PROBLEM DETAILS:
Which lines below hold the word "Utah"? Copy all of them.

TASK MATERIAL:
-- BEGIN --

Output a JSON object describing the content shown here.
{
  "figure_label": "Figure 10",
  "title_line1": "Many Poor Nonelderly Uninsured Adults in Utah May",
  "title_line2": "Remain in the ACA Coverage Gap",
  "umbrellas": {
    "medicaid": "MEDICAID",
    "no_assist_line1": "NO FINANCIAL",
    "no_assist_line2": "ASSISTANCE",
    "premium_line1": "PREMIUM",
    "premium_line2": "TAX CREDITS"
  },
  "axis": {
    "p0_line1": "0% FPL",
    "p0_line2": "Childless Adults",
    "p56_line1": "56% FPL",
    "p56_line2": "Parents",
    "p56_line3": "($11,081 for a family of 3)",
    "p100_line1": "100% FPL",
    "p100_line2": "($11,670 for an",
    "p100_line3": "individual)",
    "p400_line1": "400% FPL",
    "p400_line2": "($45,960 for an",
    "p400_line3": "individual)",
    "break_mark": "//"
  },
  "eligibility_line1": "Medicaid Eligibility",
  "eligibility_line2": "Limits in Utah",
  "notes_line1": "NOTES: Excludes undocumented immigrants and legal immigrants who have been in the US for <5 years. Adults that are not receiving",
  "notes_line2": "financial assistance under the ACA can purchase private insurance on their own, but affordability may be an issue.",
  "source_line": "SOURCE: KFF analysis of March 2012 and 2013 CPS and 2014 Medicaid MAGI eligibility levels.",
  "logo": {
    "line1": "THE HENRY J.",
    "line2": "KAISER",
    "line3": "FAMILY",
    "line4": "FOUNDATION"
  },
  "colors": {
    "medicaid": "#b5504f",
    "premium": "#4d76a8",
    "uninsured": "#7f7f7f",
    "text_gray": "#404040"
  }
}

-- END --

RESULT OF THE TASK:
  "title_line1": "Many Poor Nonelderly Uninsured Adults in Utah May",
  "eligibility_line2": "Limits in Utah",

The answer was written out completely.